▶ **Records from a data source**
## BEGIN
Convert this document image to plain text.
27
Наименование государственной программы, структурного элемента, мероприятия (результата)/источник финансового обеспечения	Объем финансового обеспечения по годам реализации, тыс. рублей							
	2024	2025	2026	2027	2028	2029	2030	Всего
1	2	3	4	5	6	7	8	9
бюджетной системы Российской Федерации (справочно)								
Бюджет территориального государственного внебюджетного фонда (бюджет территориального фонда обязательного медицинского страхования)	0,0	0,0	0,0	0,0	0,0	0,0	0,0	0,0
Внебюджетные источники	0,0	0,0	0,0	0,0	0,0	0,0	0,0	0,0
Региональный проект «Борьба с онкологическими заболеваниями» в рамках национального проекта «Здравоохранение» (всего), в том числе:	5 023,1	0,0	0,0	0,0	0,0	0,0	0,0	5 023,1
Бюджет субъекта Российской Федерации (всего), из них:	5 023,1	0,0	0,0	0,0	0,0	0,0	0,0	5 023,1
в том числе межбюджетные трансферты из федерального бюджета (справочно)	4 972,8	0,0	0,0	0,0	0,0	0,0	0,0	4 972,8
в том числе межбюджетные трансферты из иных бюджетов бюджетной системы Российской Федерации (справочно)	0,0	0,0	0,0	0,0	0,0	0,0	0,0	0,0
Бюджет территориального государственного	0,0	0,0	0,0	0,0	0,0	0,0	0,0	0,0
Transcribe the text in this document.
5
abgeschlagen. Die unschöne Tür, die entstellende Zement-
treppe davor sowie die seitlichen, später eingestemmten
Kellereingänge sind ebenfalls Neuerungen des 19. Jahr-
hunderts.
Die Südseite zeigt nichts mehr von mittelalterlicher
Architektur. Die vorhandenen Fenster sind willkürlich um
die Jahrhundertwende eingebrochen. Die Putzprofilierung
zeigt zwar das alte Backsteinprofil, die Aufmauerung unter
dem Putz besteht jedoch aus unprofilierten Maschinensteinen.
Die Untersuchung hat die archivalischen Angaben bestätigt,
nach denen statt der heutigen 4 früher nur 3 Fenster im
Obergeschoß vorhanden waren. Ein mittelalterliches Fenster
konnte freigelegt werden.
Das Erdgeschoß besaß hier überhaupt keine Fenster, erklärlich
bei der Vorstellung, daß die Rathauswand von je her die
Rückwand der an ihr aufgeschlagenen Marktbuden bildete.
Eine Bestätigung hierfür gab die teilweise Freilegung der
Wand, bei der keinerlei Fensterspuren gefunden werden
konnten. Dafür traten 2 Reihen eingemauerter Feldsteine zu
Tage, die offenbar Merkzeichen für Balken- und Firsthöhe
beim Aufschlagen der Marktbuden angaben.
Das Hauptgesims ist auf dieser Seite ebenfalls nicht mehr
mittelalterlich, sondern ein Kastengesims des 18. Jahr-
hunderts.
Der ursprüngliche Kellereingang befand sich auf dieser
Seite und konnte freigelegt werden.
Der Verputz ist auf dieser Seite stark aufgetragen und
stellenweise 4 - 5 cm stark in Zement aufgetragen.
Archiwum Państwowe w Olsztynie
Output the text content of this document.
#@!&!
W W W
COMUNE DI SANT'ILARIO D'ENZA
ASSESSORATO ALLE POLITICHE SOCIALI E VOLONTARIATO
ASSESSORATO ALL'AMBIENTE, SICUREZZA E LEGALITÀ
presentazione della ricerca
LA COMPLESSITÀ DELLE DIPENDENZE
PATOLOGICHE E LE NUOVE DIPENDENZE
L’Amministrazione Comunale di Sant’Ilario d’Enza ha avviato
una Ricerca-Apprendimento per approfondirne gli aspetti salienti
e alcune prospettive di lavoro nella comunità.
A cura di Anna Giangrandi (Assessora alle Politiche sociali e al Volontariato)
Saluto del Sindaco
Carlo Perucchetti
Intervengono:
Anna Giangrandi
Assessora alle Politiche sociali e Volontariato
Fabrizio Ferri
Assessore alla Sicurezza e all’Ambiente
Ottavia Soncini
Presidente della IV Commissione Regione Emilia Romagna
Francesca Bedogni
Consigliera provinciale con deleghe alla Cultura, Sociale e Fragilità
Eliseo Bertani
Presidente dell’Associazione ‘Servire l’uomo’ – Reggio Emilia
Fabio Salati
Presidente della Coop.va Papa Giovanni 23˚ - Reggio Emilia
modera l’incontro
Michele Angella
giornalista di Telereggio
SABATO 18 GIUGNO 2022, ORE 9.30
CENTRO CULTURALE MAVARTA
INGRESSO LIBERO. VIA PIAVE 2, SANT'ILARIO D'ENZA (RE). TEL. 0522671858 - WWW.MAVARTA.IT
## END
▶ **WHAT YOU ARE ASKED TO DO**
In this exercise, repeat all entries exactly.

▶ **THE REPLY**
Convert this document image to plain text.
27
Наименование государственной программы, структурного элемента, мероприятия (результата)/источник финансового обеспечения	Объем финансового обеспечения по годам реализации, тыс. рублей							
	2024	2025	2026	2027	2028	2029	2030	Всего
1	2	3	4	5	6	7	8	9
бюджетной системы Российской Федерации (справочно)								
Бюджет территориального государственного внебюджетного фонда (бюджет территориального фонда обязательного медицинского страхования)	0,0	0,0	0,0	0,0	0,0	0,0	0,0	0,0
Внебюджетные источники	0,0	0,0	0,0	0,0	0,0	0,0	0,0	0,0
Региональный проект «Борьба с онкологическими заболеваниями» в рамках национального проекта «Здравоохранение» (всего), в том числе:	5 023,1	0,0	0,0	0,0	0,0	0,0	0,0	5 023,1
Бюджет субъекта Российской Федерации (всего), из них:	5 023,1	0,0	0,0	0,0	0,0	0,0	0,0	5 023,1
в том числе межбюджетные трансферты из федерального бюджета (справочно)	4 972,8	0,0	0,0	0,0	0,0	0,0	0,0	4 972,8
в том числе межбюджетные трансферты из иных бюджетов бюджетной системы Российской Федерации (справочно)	0,0	0,0	0,0	0,0	0,0	0,0	0,0	0,0
Бюджет территориального государственного	0,0	0,0	0,0	0,0	0,0	0,0	0,0	0,0
Transcribe the text in this document.
5
abgeschlagen. Die unschöne Tür, die entstellende Zement-
treppe davor sowie die seitlichen, später eingestemmten
Kellereingänge sind ebenfalls Neuerungen des 19. Jahr-
hunderts.
Die Südseite zeigt nichts mehr von mittelalterlicher
Architektur. Die vorhandenen Fenster sind willkürlich um
die Jahrhundertwende eingebrochen. Die Putzprofilierung
zeigt zwar das alte Backsteinprofil, die Aufmauerung unter
dem Putz besteht jedoch aus unprofilierten Maschinensteinen.
Die Untersuchung hat die archivalischen Angaben bestätigt,
nach denen statt der heutigen 4 früher nur 3 Fenster im
Obergeschoß vorhanden waren. Ein mittelalterliches Fenster
konnte freigelegt werden.
Das Erdgeschoß besaß hier überhaupt keine Fenster, erklärlich
bei der Vorstellung, daß die Rathauswand von je her die
Rückwand der an ihr aufgeschlagenen Marktbuden bildete.
Eine Bestätigung hierfür gab die teilweise Freilegung der
Wand, bei der keinerlei Fensterspuren gefunden werden
konnten. Dafür traten 2 Reihen eingemauerter Feldsteine zu
Tage, die offenbar Merkzeichen für Balken- und Firsthöhe
beim Aufschlagen der Marktbuden angaben.
Das Hauptgesims ist auf dieser Seite ebenfalls nicht mehr
mittelalterlich, sondern ein Kastengesims des 18. Jahr-
hunderts.
Der ursprüngliche Kellereingang befand sich auf dieser
Seite und konnte freigelegt werden.
Der Verputz ist auf dieser Seite stark aufgetragen und
stellenweise 4 - 5 cm stark in Zement aufgetragen.
Archiwum Państwowe w Olsztynie
Output the text content of this document.
#@!&!
W W W
COMUNE DI SANT'ILARIO D'ENZA
ASSESSORATO ALLE POLITICHE SOCIALI E VOLONTARIATO
ASSESSORATO ALL'AMBIENTE, SICUREZZA E LEGALITÀ
presentazione della ricerca
LA COMPLESSITÀ DELLE DIPENDENZE
PATOLOGICHE E LE NUOVE DIPENDENZE
L’Amministrazione Comunale di Sant’Ilario d’Enza ha avviato
una Ricerca-Apprendimento per approfondirne gli aspetti salienti
e alcune prospettive di lavoro nella comunità.
A cura di Anna Giangrandi (Assessora alle Politiche sociali e al Volontariato)
Saluto del Sindaco
Carlo Perucchetti
Intervengono:
Anna Giangrandi
Assessora alle Politiche sociali e Volontariato
Fabrizio Ferri
Assessore alla Sicurezza e all’Ambiente
Ottavia Soncini
Presidente della IV Commissione Regione Emilia Romagna
Francesca Bedogni
Consigliera provinciale con deleghe alla Cultura, Sociale e Fragilità
Eliseo Bertani
Presidente dell’Associazione ‘Servire l’uomo’ – Reggio Emilia
Fabio Salati
Presidente della Coop.va Papa Giovanni 23˚ - Reggio Emilia
modera l’incontro
Michele Angella
giornalista di Telereggio
SABATO 18 GIUGNO 2022, ORE 9.30
CENTRO CULTURALE MAVARTA
INGRESSO LIBERO. VIA PIAVE 2, SANT'ILARIO D'ENZA (RE). TEL. 0522671858 - WWW.MAVARTA.IT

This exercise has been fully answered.